Extracted data entries:
— BEGIN —

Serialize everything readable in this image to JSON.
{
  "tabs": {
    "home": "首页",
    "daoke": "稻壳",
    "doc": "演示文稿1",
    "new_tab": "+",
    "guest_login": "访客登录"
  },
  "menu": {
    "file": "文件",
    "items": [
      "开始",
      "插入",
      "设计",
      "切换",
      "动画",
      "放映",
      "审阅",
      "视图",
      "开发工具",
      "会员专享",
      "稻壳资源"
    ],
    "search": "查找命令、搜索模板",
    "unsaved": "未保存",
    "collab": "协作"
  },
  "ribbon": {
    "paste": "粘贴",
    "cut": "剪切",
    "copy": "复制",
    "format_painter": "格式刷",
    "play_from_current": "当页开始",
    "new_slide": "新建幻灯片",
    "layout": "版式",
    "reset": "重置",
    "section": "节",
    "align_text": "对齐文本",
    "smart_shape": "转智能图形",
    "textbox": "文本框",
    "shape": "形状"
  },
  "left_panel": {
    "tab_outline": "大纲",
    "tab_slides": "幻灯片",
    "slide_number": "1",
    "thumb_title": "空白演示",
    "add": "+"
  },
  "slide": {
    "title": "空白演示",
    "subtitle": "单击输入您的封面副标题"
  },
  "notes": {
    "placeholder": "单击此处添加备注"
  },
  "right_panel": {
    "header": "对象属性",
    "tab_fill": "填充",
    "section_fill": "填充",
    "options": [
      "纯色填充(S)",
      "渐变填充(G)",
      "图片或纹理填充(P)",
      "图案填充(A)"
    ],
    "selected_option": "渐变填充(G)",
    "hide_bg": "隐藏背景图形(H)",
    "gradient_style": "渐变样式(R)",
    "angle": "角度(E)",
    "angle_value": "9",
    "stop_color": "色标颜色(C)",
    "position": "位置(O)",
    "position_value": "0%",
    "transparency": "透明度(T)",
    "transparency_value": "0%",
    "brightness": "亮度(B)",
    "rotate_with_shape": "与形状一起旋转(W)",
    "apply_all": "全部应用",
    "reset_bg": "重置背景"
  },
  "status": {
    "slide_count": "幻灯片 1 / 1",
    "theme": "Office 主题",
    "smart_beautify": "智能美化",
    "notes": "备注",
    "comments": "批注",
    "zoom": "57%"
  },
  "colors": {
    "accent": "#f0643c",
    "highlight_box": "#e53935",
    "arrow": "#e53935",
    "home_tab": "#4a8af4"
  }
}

— END —

Requirement »
From the preceding material, extract every line exactly.

Response to this exercise »
Serialize everything readable in this image to JSON.
{
  "tabs": {
    "home": "首页",
    "daoke": "稻壳",
    "doc": "演示文稿1",
    "new_tab": "+",
    "guest_login": "访客登录"
  },
  "menu": {
    "file": "文件",
    "items": [
      "开始",
      "插入",
      "设计",
      "切换",
      "动画",
      "放映",
      "审阅",
      "视图",
      "开发工具",
      "会员专享",
      "稻壳资源"
    ],
    "search": "查找命令、搜索模板",
    "unsaved": "未保存",
    "collab": "协作"
  },
  "ribbon": {
    "paste": "粘贴",
    "cut": "剪切",
    "copy": "复制",
    "format_painter": "格式刷",
    "play_from_current": "当页开始",
    "new_slide": "新建幻灯片",
    "layout": "版式",
    "reset": "重置",
    "section": "节",
    "align_text": "对齐文本",
    "smart_shape": "转智能图形",
    "textbox": "文本框",
    "shape": "形状"
  },
  "left_panel": {
    "tab_outline": "大纲",
    "tab_slides": "幻灯片",
    "slide_number": "1",
    "thumb_title": "空白演示",
    "add": "+"
  },
  "slide": {
    "title": "空白演示",
    "subtitle": "单击输入您的封面副标题"
  },
  "notes": {
    "placeholder": "单击此处添加备注"
  },
  "right_panel": {
    "header": "对象属性",
    "tab_fill": "填充",
    "section_fill": "填充",
    "options": [
      "纯色填充(S)",
      "渐变填充(G)",
      "图片或纹理填充(P)",
      "图案填充(A)"
    ],
    "selected_option": "渐变填充(G)",
    "hide_bg": "隐藏背景图形(H)",
    "gradient_style": "渐变样式(R)",
    "angle": "角度(E)",
    "angle_value": "9",
    "stop_color": "色标颜色(C)",
    "position": "位置(O)",
    "position_value": "0%",
    "transparency": "透明度(T)",
    "transparency_value": "0%",
    "brightness": "亮度(B)",
    "rotate_with_shape": "与形状一起旋转(W)",
    "apply_all": "全部应用",
    "reset_bg": "重置背景"
  },
  "status": {
    "slide_count": "幻灯片 1 / 1",
    "theme": "Office 主题",
    "smart_beautify": "智能美化",
    "notes": "备注",
    "comments": "批注",
    "zoom": "57%"
  },
  "colors": {
    "accent": "#f0643c",
    "highlight_box": "#e53935",
    "arrow": "#e53935",
    "home_tab": "#4a8af4"
  }
}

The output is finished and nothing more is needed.